[EXERCISE DESCRIPTION]
Using the data below, copy every line that contains the word "What".

[INPUT RECORDS]
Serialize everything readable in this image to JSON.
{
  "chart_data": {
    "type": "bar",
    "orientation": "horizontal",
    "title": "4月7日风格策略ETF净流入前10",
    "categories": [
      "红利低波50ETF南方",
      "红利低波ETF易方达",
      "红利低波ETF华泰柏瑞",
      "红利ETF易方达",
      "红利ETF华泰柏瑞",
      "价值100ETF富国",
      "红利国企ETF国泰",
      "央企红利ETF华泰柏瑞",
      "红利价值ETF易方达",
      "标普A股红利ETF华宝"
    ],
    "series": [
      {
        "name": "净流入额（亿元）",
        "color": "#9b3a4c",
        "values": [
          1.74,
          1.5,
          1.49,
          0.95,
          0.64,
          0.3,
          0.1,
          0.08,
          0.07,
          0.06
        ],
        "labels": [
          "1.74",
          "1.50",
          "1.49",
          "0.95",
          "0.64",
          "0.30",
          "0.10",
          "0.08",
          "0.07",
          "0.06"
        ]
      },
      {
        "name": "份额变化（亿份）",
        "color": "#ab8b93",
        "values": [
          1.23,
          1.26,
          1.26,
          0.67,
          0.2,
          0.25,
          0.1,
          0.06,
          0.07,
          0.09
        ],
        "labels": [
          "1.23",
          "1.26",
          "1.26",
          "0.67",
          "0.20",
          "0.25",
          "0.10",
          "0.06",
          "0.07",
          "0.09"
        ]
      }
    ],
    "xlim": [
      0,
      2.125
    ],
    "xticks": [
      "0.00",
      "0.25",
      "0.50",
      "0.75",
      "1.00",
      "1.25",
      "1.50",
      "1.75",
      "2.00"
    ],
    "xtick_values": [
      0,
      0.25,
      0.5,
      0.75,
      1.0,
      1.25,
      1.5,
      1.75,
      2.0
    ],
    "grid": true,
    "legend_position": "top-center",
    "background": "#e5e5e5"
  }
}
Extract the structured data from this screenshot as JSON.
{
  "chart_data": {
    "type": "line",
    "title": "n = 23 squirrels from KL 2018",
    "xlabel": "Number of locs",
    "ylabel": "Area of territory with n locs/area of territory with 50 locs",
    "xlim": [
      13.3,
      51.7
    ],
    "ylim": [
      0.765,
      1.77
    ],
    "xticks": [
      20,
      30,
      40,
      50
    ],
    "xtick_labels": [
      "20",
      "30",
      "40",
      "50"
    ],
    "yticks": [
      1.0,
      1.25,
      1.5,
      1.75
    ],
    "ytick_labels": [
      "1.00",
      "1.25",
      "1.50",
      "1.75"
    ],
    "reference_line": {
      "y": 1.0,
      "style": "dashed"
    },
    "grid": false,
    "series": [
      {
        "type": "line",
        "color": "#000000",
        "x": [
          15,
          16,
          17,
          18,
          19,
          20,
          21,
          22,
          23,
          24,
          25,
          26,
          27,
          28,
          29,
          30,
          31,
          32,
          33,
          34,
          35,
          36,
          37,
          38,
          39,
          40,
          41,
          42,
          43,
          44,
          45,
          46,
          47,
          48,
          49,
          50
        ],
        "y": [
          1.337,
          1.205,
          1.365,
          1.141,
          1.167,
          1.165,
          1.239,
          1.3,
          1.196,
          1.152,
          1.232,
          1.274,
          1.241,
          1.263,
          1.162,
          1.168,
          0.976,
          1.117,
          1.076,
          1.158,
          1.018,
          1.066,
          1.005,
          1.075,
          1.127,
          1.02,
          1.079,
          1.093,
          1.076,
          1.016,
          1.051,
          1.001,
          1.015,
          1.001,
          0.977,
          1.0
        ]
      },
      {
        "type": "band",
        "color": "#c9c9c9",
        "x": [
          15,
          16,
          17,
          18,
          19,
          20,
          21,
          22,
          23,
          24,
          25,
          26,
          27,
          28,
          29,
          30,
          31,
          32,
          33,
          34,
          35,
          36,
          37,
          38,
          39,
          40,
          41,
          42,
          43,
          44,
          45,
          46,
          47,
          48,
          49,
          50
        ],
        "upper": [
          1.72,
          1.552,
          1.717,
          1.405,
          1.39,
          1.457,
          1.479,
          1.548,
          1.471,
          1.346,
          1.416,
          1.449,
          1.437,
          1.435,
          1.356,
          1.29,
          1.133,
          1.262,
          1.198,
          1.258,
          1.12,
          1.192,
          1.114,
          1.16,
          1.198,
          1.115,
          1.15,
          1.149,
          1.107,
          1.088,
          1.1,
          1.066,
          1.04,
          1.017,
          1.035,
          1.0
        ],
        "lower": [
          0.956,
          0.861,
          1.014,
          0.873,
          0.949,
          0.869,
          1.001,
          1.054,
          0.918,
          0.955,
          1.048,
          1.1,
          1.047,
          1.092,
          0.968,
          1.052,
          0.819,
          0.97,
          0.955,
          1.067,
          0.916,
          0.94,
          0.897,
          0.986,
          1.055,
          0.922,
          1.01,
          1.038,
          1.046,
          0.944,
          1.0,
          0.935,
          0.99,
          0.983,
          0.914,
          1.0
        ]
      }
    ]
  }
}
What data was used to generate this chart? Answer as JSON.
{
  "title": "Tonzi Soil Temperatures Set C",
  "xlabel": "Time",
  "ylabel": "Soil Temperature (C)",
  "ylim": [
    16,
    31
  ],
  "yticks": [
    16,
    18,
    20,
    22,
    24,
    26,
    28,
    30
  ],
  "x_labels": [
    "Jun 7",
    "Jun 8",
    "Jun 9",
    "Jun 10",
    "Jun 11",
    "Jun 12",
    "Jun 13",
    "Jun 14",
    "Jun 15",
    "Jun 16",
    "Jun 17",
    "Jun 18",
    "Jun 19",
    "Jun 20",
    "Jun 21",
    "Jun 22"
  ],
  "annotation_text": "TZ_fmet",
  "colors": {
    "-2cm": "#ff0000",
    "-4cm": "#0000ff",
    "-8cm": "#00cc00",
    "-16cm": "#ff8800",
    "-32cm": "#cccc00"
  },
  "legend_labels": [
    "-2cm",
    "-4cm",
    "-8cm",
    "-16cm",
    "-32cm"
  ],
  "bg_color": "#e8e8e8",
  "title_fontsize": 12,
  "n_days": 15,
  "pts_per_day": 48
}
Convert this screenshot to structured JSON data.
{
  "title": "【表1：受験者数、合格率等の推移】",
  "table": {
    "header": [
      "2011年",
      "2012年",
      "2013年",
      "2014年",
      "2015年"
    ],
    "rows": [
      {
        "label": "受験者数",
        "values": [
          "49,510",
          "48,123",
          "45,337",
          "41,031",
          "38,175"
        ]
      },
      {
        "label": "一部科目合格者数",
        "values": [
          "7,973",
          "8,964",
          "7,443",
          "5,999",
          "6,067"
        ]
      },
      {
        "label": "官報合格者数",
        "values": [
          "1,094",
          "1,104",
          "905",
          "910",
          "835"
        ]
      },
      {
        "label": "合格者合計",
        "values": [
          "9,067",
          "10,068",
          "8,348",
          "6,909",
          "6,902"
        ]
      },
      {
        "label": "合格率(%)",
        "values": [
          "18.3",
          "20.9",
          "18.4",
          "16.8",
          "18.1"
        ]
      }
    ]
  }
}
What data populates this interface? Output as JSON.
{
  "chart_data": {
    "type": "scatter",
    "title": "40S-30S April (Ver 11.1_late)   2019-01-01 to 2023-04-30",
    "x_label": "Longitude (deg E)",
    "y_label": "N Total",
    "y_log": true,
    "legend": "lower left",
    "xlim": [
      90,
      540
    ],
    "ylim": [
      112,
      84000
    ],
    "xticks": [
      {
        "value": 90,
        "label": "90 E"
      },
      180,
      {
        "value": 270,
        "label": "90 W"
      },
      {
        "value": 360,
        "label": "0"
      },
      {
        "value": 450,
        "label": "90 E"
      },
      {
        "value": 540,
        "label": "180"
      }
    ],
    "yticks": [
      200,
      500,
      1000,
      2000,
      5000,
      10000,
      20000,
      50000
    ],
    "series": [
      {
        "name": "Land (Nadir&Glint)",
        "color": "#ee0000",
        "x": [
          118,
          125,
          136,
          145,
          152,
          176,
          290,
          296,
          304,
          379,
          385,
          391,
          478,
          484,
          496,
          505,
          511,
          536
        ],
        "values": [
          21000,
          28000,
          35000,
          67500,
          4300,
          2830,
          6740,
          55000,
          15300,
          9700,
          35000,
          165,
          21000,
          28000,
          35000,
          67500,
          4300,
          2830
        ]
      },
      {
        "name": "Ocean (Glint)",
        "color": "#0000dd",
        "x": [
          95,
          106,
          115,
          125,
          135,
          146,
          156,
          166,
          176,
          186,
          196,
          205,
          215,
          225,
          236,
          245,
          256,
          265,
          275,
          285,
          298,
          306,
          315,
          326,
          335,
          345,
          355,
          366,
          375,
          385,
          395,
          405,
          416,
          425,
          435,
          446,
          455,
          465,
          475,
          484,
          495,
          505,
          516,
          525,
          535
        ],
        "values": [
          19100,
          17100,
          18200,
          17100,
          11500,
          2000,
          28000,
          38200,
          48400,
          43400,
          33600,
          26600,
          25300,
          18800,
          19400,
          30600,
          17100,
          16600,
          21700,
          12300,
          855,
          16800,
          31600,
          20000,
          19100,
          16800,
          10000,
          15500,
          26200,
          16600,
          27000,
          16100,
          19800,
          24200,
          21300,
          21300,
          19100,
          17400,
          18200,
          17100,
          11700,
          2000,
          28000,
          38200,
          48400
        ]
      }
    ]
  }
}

[CORRECT OUTPUT]
What data was used to generate this chart? Answer as JSON.
What data populates this interface? Output as JSON.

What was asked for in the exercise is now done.